%%

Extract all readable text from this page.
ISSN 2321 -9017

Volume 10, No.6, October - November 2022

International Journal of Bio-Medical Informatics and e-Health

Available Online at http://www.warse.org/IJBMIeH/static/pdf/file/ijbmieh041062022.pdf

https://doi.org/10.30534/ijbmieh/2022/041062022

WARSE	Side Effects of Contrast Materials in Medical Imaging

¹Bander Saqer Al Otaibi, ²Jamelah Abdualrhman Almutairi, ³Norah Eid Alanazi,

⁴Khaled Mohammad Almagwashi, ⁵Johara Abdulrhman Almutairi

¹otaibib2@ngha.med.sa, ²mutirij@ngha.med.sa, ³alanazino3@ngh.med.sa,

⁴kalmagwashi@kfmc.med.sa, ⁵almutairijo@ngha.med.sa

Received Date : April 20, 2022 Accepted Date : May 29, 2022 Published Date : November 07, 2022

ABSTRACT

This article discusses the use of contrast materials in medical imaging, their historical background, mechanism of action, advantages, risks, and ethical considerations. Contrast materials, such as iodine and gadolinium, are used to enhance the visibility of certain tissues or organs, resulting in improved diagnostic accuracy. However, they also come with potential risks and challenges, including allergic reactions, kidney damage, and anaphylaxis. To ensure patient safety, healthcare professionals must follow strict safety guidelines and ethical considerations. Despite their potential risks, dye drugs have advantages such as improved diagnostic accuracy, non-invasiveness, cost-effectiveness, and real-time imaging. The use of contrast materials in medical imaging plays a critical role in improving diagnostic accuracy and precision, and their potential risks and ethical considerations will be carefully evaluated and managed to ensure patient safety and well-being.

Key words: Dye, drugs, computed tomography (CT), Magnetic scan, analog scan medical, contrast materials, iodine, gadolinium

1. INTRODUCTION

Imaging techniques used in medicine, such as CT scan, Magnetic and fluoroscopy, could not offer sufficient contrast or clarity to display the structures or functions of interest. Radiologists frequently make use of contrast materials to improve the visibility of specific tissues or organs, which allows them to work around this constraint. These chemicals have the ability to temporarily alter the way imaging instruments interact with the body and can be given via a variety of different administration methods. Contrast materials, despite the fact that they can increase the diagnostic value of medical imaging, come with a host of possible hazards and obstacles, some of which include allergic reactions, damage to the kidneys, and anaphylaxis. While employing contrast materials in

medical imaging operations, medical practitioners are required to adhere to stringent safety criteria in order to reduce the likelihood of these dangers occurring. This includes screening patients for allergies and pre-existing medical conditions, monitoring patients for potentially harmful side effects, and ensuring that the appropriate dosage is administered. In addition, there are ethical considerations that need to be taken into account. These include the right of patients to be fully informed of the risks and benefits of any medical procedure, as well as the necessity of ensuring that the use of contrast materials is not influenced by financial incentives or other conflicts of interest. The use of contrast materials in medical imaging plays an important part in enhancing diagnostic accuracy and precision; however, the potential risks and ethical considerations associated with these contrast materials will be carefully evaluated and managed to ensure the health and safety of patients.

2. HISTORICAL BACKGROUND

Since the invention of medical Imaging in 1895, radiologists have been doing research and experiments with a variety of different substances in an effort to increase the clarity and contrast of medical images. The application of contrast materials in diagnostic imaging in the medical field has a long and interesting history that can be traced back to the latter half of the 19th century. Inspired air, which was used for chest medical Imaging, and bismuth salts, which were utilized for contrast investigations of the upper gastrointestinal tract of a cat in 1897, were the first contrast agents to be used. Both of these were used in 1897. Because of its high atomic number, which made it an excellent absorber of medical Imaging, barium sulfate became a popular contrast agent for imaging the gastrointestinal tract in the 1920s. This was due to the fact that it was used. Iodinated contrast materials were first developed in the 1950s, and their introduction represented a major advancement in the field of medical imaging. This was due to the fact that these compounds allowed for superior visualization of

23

%%

Problem statement: In full and without alteration, reproduce the records above.

Solved problem:
Extract all readable text from this page.
ISSN 2321 -9017

Volume 10, No.6, October - November 2022

International Journal of Bio-Medical Informatics and e-Health

Available Online at http://www.warse.org/IJBMIeH/static/pdf/file/ijbmieh041062022.pdf

https://doi.org/10.30534/ijbmieh/2022/041062022

WARSE	Side Effects of Contrast Materials in Medical Imaging

¹Bander Saqer Al Otaibi, ²Jamelah Abdualrhman Almutairi, ³Norah Eid Alanazi,

⁴Khaled Mohammad Almagwashi, ⁵Johara Abdulrhman Almutairi

¹otaibib2@ngha.med.sa, ²mutirij@ngha.med.sa, ³alanazino3@ngh.med.sa,

⁴kalmagwashi@kfmc.med.sa, ⁵almutairijo@ngha.med.sa

Received Date : April 20, 2022 Accepted Date : May 29, 2022 Published Date : November 07, 2022

ABSTRACT

This article discusses the use of contrast materials in medical imaging, their historical background, mechanism of action, advantages, risks, and ethical considerations. Contrast materials, such as iodine and gadolinium, are used to enhance the visibility of certain tissues or organs, resulting in improved diagnostic accuracy. However, they also come with potential risks and challenges, including allergic reactions, kidney damage, and anaphylaxis. To ensure patient safety, healthcare professionals must follow strict safety guidelines and ethical considerations. Despite their potential risks, dye drugs have advantages such as improved diagnostic accuracy, non-invasiveness, cost-effectiveness, and real-time imaging. The use of contrast materials in medical imaging plays a critical role in improving diagnostic accuracy and precision, and their potential risks and ethical considerations will be carefully evaluated and managed to ensure patient safety and well-being.

Key words: Dye, drugs, computed tomography (CT), Magnetic scan, analog scan medical, contrast materials, iodine, gadolinium

1. INTRODUCTION

Imaging techniques used in medicine, such as CT scan, Magnetic and fluoroscopy, could not offer sufficient contrast or clarity to display the structures or functions of interest. Radiologists frequently make use of contrast materials to improve the visibility of specific tissues or organs, which allows them to work around this constraint. These chemicals have the ability to temporarily alter the way imaging instruments interact with the body and can be given via a variety of different administration methods. Contrast materials, despite the fact that they can increase the diagnostic value of medical imaging, come with a host of possible hazards and obstacles, some of which include allergic reactions, damage to the kidneys, and anaphylaxis. While employing contrast materials in

medical imaging operations, medical practitioners are required to adhere to stringent safety criteria in order to reduce the likelihood of these dangers occurring. This includes screening patients for allergies and pre-existing medical conditions, monitoring patients for potentially harmful side effects, and ensuring that the appropriate dosage is administered. In addition, there are ethical considerations that need to be taken into account. These include the right of patients to be fully informed of the risks and benefits of any medical procedure, as well as the necessity of ensuring that the use of contrast materials is not influenced by financial incentives or other conflicts of interest. The use of contrast materials in medical imaging plays an important part in enhancing diagnostic accuracy and precision; however, the potential risks and ethical considerations associated with these contrast materials will be carefully evaluated and managed to ensure the health and safety of patients.

2. HISTORICAL BACKGROUND

Since the invention of medical Imaging in 1895, radiologists have been doing research and experiments with a variety of different substances in an effort to increase the clarity and contrast of medical images. The application of contrast materials in diagnostic imaging in the medical field has a long and interesting history that can be traced back to the latter half of the 19th century. Inspired air, which was used for chest medical Imaging, and bismuth salts, which were utilized for contrast investigations of the upper gastrointestinal tract of a cat in 1897, were the first contrast agents to be used. Both of these were used in 1897. Because of its high atomic number, which made it an excellent absorber of medical Imaging, barium sulfate became a popular contrast agent for imaging the gastrointestinal tract in the 1920s. This was due to the fact that it was used. Iodinated contrast materials were first developed in the 1950s, and their introduction represented a major advancement in the field of medical imaging. This was due to the fact that these compounds allowed for superior visualization of

23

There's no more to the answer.